— Challenge 1 —
Could you reproduce the polysilicon article from "Another 550,000 tons" up to and including "installations, he said."?
— Challenge 2 —
Do these statements agree with the polysilicon article? (a) Polysilicon prices have fallen 17 percent since November. (b) A new polysilicon plant can come online in under a year. (c) Xinjiang is home to nearly half of existing global polysilicon production. Answer yes or no for each and quote the words that decide it.

— Extract —
_ _ _

After years of prices falling as companies opened newer and more efficient polysilicon plants, the raw material skyrocketed last year as a jump in demand overwhelmed existing manufacturing capacity. By late 2021, polysilicon was trading at a 10-year high.

Prices have already come off 17 per cent since November after Tongwei Co, Daqo New Energy and GCL-Poly Energy Energy Holdings – among the key global producers – opened new plants or lines with combined capacity of 160,000 tons a year, adding to a current global fleet of about 620,000 tons, according to BloombergNEF data.

Another 550,000 tons of capacity is under construction, most of which will be online by the end of this year.

“Polysilicon prices will remain elevated in the first half of 2022 and then nosedive to a historic low in 2023,” said Dennis Ip, an analyst with Daiwa Capital Markets. In turn, that will drive down costs of solar modules and deliver strong growth in installations, he said.

Beyond the projects already under construction, another 1.5 million tons of new capacity has been announced, including more than 850,000 tons last month alone, according to BloombergNEF data and company filings.

One reason for that December surge was China’s decision to loosen energy-consumption rules for renewable power-related materials, according to BOCI’s Fei.

Several recently announced projects have also vowed to use wind and solar to power their polysilicon production lines, which will ensure they avoid scrutiny from government watchdogs investigating high-polluting industries.

This photo taken on January 7, 2022 shows a worker checking solar photovoltaic modules used for small solar panels at a factory in Haian in China’s eastern Jiangsu province. Photo: AFP
This photo taken on January 7, 2022 shows a worker checking solar photovoltaic modules used for small solar panels at a factory in Haian in China’s eastern Jiangsu province. Photo: AFP

Many of the new projects are also being located outside Xinjiang, home to nearly half of existing global production. That factor has put the solar industry in the crosshairs of global trade wars, as governments including the US bar products from the region because of accusations of forced labour and other efforts to suppress the predominately Muslim Uygur minority. China’s government has repeatedly denied those allegations.

Fixing polysilicon shortages is key for the solar industry because it is the most difficult step in the supply chain in which to add capacity. New plants can take 18 to 24 months to come online, followed by a lengthy ramp-up process, compared to under a year for less complicated materials or manufacturing processes.

“Polysilicon is the one step that requires a long time to build capacity,” said Yali Jiang, an analyst with BloombergNEF in Hong Kong. “Building wafer, cell and module plants is very fast nowadays.”

By the end of this year, solar companies will be able to produce enough polysilicon to allow for more than 500 gigawatts of capacity to be installed annually, which compares to a total of about 144 gigawatts installed globally in 2020.

BloombergNEF estimates about 455 gigawatts need to be added every year through 2030 for the world to be on pace to avoid the worst effects of climate change.

“We’ve seen several countries where projects are on hold or where they’re not going forward because of high prices,” said Johannes Bernreuter, head of polysilicon market intelligence firm Bernreuter Research.

“Once the polysilicon bottleneck is removed and prices come down again, it will incentivise even more dynamic demand.”

_ _ _

— Supplied data —
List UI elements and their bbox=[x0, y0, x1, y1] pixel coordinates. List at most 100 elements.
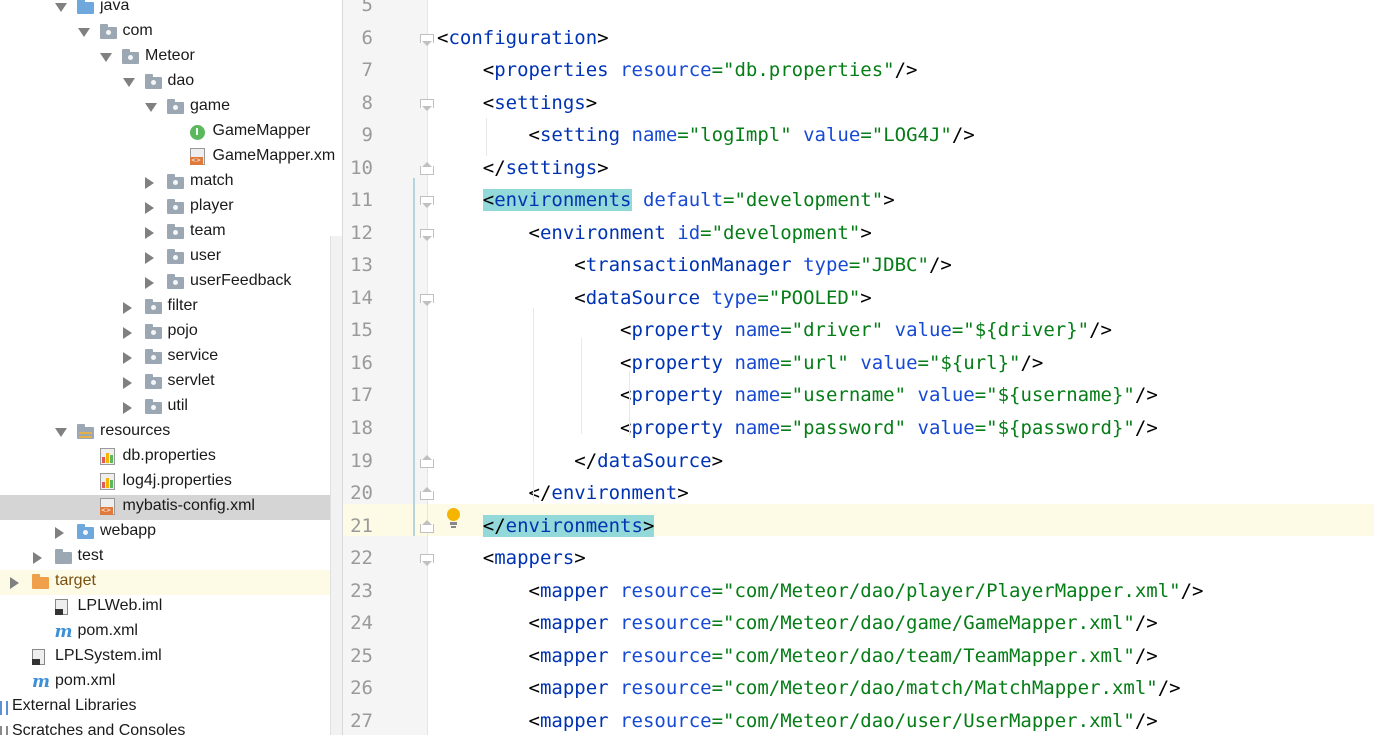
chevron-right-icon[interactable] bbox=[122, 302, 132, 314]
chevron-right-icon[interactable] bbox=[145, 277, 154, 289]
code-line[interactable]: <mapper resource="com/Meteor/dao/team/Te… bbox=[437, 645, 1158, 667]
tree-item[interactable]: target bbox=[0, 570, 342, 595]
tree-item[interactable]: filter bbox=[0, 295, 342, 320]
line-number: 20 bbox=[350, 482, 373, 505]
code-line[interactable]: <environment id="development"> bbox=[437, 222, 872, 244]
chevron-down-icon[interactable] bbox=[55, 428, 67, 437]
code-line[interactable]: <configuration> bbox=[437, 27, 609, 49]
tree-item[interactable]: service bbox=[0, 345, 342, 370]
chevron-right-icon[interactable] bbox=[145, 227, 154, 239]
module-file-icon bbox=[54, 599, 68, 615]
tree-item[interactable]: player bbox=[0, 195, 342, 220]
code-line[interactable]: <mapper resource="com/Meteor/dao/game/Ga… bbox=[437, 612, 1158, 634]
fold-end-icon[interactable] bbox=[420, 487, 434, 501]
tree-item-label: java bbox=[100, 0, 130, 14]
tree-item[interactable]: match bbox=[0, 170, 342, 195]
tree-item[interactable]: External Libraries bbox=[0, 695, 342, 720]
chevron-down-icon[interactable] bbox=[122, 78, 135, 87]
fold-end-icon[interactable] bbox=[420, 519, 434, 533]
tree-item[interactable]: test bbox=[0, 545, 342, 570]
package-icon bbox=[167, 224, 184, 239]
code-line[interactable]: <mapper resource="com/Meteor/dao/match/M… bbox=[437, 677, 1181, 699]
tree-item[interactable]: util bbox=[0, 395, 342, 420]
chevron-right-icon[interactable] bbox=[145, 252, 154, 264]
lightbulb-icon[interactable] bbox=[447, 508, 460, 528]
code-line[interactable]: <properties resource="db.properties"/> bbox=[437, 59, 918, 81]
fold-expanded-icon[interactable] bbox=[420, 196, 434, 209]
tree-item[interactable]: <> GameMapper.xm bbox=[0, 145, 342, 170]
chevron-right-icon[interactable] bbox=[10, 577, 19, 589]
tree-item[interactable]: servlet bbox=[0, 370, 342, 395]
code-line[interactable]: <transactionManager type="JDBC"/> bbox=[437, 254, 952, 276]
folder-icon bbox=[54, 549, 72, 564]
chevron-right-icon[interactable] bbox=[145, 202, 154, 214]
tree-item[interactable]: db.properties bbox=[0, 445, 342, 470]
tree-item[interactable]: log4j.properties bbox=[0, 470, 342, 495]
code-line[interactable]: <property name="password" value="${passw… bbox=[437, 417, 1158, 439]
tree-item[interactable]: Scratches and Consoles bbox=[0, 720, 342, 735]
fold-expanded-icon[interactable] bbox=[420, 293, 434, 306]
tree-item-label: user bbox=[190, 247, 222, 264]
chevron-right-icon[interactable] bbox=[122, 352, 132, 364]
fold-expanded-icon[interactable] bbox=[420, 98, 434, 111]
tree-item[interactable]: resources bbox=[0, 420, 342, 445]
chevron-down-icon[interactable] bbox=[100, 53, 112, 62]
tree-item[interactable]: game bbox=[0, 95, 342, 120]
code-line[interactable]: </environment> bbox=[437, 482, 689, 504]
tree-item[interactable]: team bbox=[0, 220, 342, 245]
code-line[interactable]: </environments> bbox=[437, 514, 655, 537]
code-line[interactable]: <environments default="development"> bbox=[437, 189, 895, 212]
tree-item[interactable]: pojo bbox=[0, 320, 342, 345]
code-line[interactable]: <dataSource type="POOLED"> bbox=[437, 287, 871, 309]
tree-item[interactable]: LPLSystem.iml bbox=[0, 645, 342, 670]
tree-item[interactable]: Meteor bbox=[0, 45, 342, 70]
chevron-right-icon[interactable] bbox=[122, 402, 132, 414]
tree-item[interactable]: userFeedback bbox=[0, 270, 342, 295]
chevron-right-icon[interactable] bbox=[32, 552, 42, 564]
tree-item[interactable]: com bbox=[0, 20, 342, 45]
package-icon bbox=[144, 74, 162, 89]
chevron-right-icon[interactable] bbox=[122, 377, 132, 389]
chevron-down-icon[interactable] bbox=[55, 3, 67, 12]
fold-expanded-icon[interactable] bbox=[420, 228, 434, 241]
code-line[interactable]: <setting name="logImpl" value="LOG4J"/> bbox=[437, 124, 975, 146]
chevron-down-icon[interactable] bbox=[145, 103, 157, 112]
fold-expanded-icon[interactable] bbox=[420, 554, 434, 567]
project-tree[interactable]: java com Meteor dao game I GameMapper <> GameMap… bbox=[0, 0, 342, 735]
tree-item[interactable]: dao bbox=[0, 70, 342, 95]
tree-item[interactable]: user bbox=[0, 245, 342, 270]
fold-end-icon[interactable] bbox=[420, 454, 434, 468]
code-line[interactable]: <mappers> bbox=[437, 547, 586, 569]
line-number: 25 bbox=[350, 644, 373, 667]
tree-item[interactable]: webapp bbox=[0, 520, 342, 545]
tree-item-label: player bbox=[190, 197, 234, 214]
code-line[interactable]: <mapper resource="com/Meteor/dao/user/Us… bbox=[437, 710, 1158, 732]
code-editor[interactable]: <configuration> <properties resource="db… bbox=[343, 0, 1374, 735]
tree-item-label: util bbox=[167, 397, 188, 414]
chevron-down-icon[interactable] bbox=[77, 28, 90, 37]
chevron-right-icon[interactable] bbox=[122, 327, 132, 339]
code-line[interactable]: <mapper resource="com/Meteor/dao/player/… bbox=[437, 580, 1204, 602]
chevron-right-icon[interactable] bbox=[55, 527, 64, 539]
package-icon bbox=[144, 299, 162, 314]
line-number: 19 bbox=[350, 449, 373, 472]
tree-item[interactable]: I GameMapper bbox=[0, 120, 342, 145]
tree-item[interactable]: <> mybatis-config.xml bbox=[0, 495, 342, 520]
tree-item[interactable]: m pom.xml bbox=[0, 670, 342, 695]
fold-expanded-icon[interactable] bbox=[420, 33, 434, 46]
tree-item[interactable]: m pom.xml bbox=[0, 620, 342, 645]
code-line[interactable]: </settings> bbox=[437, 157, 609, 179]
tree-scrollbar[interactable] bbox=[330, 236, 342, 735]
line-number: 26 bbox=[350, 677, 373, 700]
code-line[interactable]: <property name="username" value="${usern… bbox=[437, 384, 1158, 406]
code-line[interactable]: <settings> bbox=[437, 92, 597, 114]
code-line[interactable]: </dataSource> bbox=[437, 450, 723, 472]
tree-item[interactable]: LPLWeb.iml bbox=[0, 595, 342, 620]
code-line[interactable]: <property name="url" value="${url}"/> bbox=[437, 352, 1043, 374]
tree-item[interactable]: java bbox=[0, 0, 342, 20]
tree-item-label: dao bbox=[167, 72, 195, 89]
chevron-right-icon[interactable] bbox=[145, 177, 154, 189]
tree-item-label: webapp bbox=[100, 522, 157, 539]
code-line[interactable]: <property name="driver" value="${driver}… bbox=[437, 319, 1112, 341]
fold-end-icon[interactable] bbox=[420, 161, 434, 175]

_ _ _

— Exercise output 1 —
Another 550,000 tons of capacity is under construction, most of which will be online by the end of this year.

“Polysilicon prices will remain elevated in the first half of 2022 and then nosedive to a historic low in 2023,” said Dennis Ip, an analyst with Daiwa Capital Markets. In turn, that will drive down costs of solar modules and deliver strong growth in installations, he said.

— Exercise output 2 —
(a) Yes: "Prices have already come off 17 per cent since November"
(b) No: "New plants can take 18 to 24 months to come online"
(c) Yes: "Xinjiang, home to nearly half of existing global production"